◆ What to do ◆
Repeat all the material exactly; pictures stay out of your copy.

** start **

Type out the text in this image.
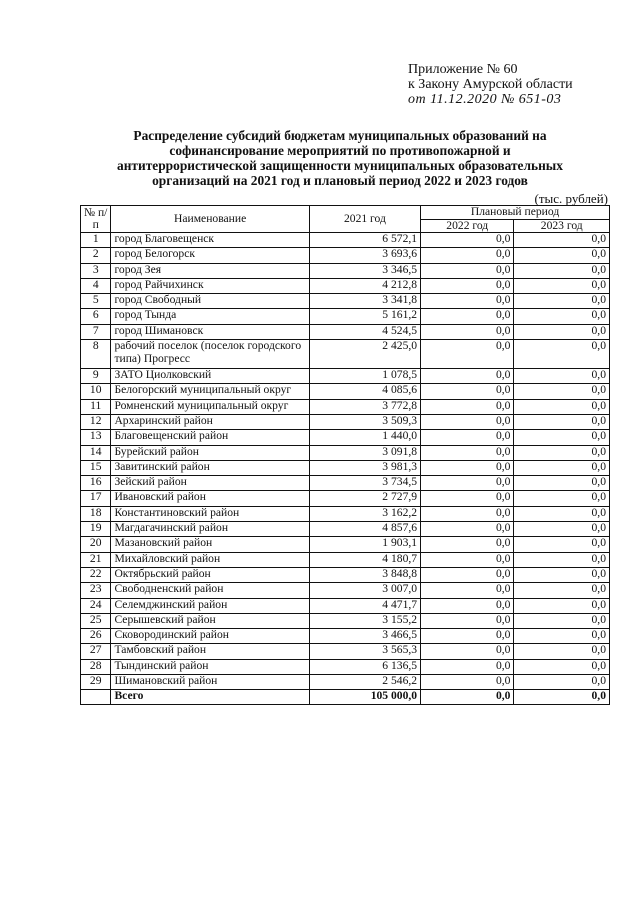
Приложение № 60
к Закону Амурской области
от 11.12.2020 № 651-03
Распределение субсидий бюджетам муниципальных образований на
софинансирование мероприятий по противопожарной и
антитеррористической защищенности муниципальных образовательных
организаций на 2021 год и плановый период 2022 и 2023 годов
(тыс. рублей)
№ п/п	Наименование	2021 год	Плановый период	
			2022 год	2023 год
1	город Благовещенск	6 572,1	0,0	0,0
2	город Белогорск	3 693,6	0,0	0,0
3	город Зея	3 346,5	0,0	0,0
4	город Райчихинск	4 212,8	0,0	0,0
5	город Свободный	3 341,8	0,0	0,0
6	город Тында	5 161,2	0,0	0,0
7	город Шимановск	4 524,5	0,0	0,0
8	рабочий поселок (поселок городского типа) Прогресс	2 425,0	0,0	0,0
9	ЗАТО Циолковский	1 078,5	0,0	0,0
10	Белогорский муниципальный округ	4 085,6	0,0	0,0
11	Ромненский муниципальный округ	3 772,8	0,0	0,0
12	Архаринский район	3 509,3	0,0	0,0
13	Благовещенский район	1 440,0	0,0	0,0
14	Бурейский район	3 091,8	0,0	0,0
15	Завитинский район	3 981,3	0,0	0,0
16	Зейский район	3 734,5	0,0	0,0
17	Ивановский район	2 727,9	0,0	0,0
18	Константиновский район	3 162,2	0,0	0,0
19	Магдагачинский район	4 857,6	0,0	0,0
20	Мазановский район	1 903,1	0,0	0,0
21	Михайловский район	4 180,7	0,0	0,0
22	Октябрьский район	3 848,8	0,0	0,0
23	Свободненский район	3 007,0	0,0	0,0
24	Селемджинский район	4 471,7	0,0	0,0
25	Серышевский район	3 155,2	0,0	0,0
26	Сковородинский район	3 466,5	0,0	0,0
27	Тамбовский район	3 565,3	0,0	0,0
28	Тындинский район	6 136,5	0,0	0,0
29	Шимановский район	2 546,2	0,0	0,0
	Всего	105 000,0	0,0	0,0
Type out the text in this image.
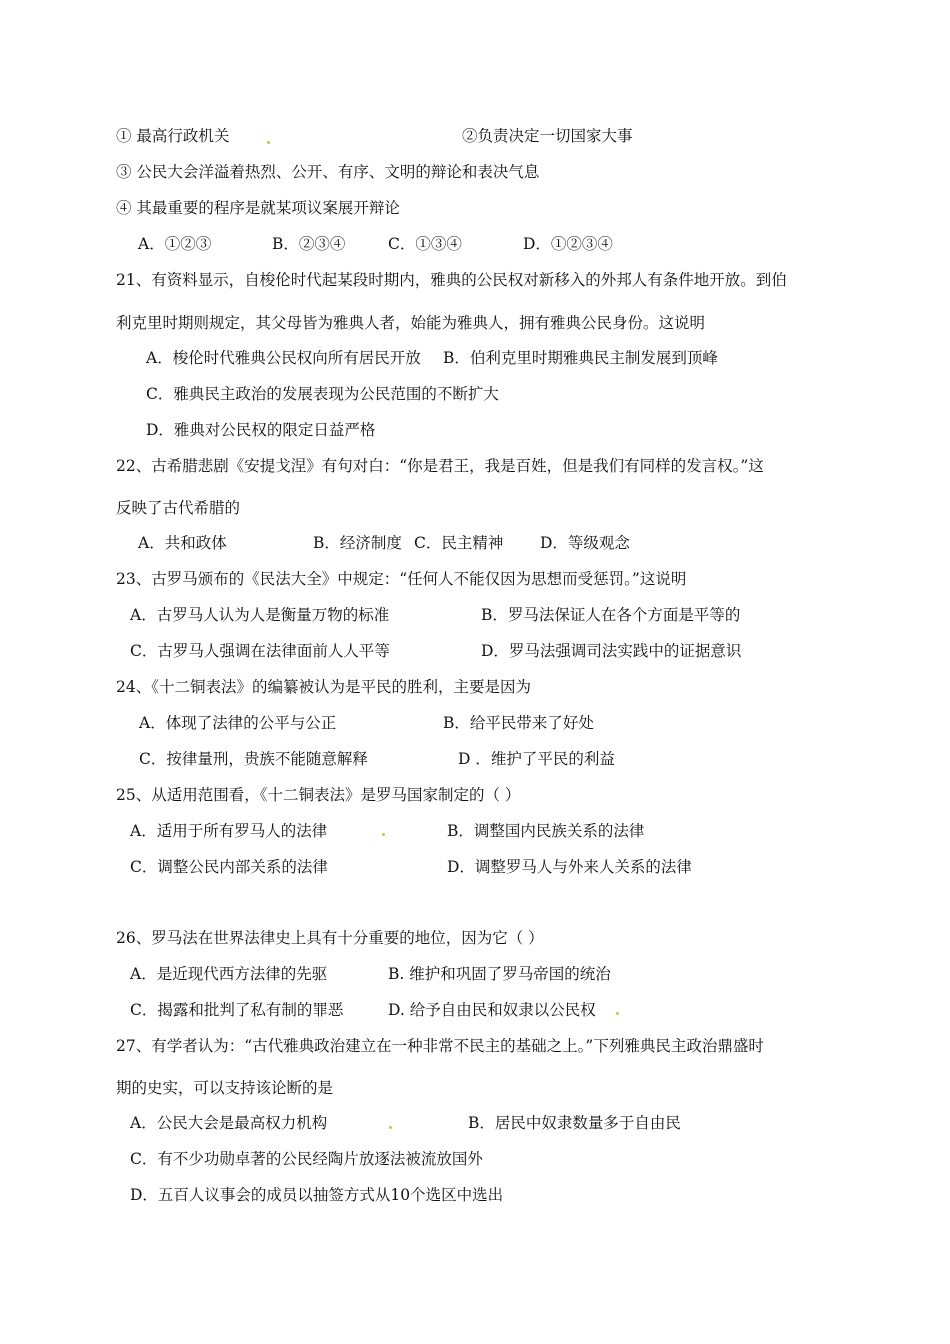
① 最高行政机关	②负责决定一切国家大事
③ 公民大会洋溢着热烈、公开、有序、文明的辩论和表决气息
④ 其最重要的程序是就某项议案展开辩论
A．①②③	B．②③④	C．①③④	D．①②③④
21、有资料显示，自梭伦时代起某段时期内，雅典的公民权对新移入的外邦人有条件地开放。到伯
利克里时期则规定，其父母皆为雅典人者，始能为雅典人，拥有雅典公民身份。这说明
A．梭伦时代雅典公民权向所有居民开放 B．伯利克里时期雅典民主制发展到顶峰
C．雅典民主政治的发展表现为公民范围的不断扩大
D．雅典对公民权的限定日益严格
22、古希腊悲剧《安提戈涅》有句对白：“你是君王，我是百姓，但是我们有同样的发言权。”这
反映了古代希腊的
A．共和政体	B．经济制度 C．民主精神 D．等级观念
23、古罗马颁布的《民法大全》中规定：“任何人不能仅因为思想而受惩罚。”这说明
A．古罗马人认为人是衡量万物的标准	B．罗马法保证人在各个方面是平等的
C．古罗马人强调在法律面前人人平等	D．罗马法强调司法实践中的证据意识
24、《十二铜表法》的编纂被认为是平民的胜利，主要是因为
A．体现了法律的公平与公正	B．给平民带来了好处
C．按律量刑，贵族不能随意解释	D ．维护了平民的利益
25、从适用范围看，《十二铜表法》是罗马国家制定的（ ）
A．适用于所有罗马人的法律	B．调整国内民族关系的法律
C．调整公民内部关系的法律	D．调整罗马人与外来人关系的法律
26、罗马法在世界法律史上具有十分重要的地位，因为它（ ）
A．是近现代西方法律的先驱	B. 维护和巩固了罗马帝国的统治
C．揭露和批判了私有制的罪恶	D. 给予自由民和奴隶以公民权
27、有学者认为：“古代雅典政治建立在一种非常不民主的基础之上。”下列雅典民主政治鼎盛时
期的史实，可以支持该论断的是
A．公民大会是最高权力机构	B．居民中奴隶数量多于自由民
C．有不少功勋卓著的公民经陶片放逐法被流放国外
D．五百人议事会的成员以抽签方式从10个选区中选出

** end **

◆ Response ◆
Type out the text in this image.
Приложение № 60
к Закону Амурской области
от 11.12.2020 № 651-03
Распределение субсидий бюджетам муниципальных образований на
софинансирование мероприятий по противопожарной и
антитеррористической защищенности муниципальных образовательных
организаций на 2021 год и плановый период 2022 и 2023 годов
(тыс. рублей)
№ п/п	Наименование	2021 год	Плановый период	
			2022 год	2023 год
1	город Благовещенск	6 572,1	0,0	0,0
2	город Белогорск	3 693,6	0,0	0,0
3	город Зея	3 346,5	0,0	0,0
4	город Райчихинск	4 212,8	0,0	0,0
5	город Свободный	3 341,8	0,0	0,0
6	город Тында	5 161,2	0,0	0,0
7	город Шимановск	4 524,5	0,0	0,0
8	рабочий поселок (поселок городского типа) Прогресс	2 425,0	0,0	0,0
9	ЗАТО Циолковский	1 078,5	0,0	0,0
10	Белогорский муниципальный округ	4 085,6	0,0	0,0
11	Ромненский муниципальный округ	3 772,8	0,0	0,0
12	Архаринский район	3 509,3	0,0	0,0
13	Благовещенский район	1 440,0	0,0	0,0
14	Бурейский район	3 091,8	0,0	0,0
15	Завитинский район	3 981,3	0,0	0,0
16	Зейский район	3 734,5	0,0	0,0
17	Ивановский район	2 727,9	0,0	0,0
18	Константиновский район	3 162,2	0,0	0,0
19	Магдагачинский район	4 857,6	0,0	0,0
20	Мазановский район	1 903,1	0,0	0,0
21	Михайловский район	4 180,7	0,0	0,0
22	Октябрьский район	3 848,8	0,0	0,0
23	Свободненский район	3 007,0	0,0	0,0
24	Селемджинский район	4 471,7	0,0	0,0
25	Серышевский район	3 155,2	0,0	0,0
26	Сковородинский район	3 466,5	0,0	0,0
27	Тамбовский район	3 565,3	0,0	0,0
28	Тындинский район	6 136,5	0,0	0,0
29	Шимановский район	2 546,2	0,0	0,0
	Всего	105 000,0	0,0	0,0
Type out the text in this image.
① 最高行政机关	②负责决定一切国家大事
③ 公民大会洋溢着热烈、公开、有序、文明的辩论和表决气息
④ 其最重要的程序是就某项议案展开辩论
A．①②③	B．②③④	C．①③④	D．①②③④
21、有资料显示，自梭伦时代起某段时期内，雅典的公民权对新移入的外邦人有条件地开放。到伯
利克里时期则规定，其父母皆为雅典人者，始能为雅典人，拥有雅典公民身份。这说明
A．梭伦时代雅典公民权向所有居民开放 B．伯利克里时期雅典民主制发展到顶峰
C．雅典民主政治的发展表现为公民范围的不断扩大
D．雅典对公民权的限定日益严格
22、古希腊悲剧《安提戈涅》有句对白：“你是君王，我是百姓，但是我们有同样的发言权。”这
反映了古代希腊的
A．共和政体	B．经济制度 C．民主精神 D．等级观念
23、古罗马颁布的《民法大全》中规定：“任何人不能仅因为思想而受惩罚。”这说明
A．古罗马人认为人是衡量万物的标准	B．罗马法保证人在各个方面是平等的
C．古罗马人强调在法律面前人人平等	D．罗马法强调司法实践中的证据意识
24、《十二铜表法》的编纂被认为是平民的胜利，主要是因为
A．体现了法律的公平与公正	B．给平民带来了好处
C．按律量刑，贵族不能随意解释	D ．维护了平民的利益
25、从适用范围看，《十二铜表法》是罗马国家制定的（ ）
A．适用于所有罗马人的法律	B．调整国内民族关系的法律
C．调整公民内部关系的法律	D．调整罗马人与外来人关系的法律
26、罗马法在世界法律史上具有十分重要的地位，因为它（ ）
A．是近现代西方法律的先驱	B. 维护和巩固了罗马帝国的统治
C．揭露和批判了私有制的罪恶	D. 给予自由民和奴隶以公民权
27、有学者认为：“古代雅典政治建立在一种非常不民主的基础之上。”下列雅典民主政治鼎盛时
期的史实，可以支持该论断的是
A．公民大会是最高权力机构	B．居民中奴隶数量多于自由民
C．有不少功勋卓著的公民经陶片放逐法被流放国外
D．五百人议事会的成员以抽签方式从10个选区中选出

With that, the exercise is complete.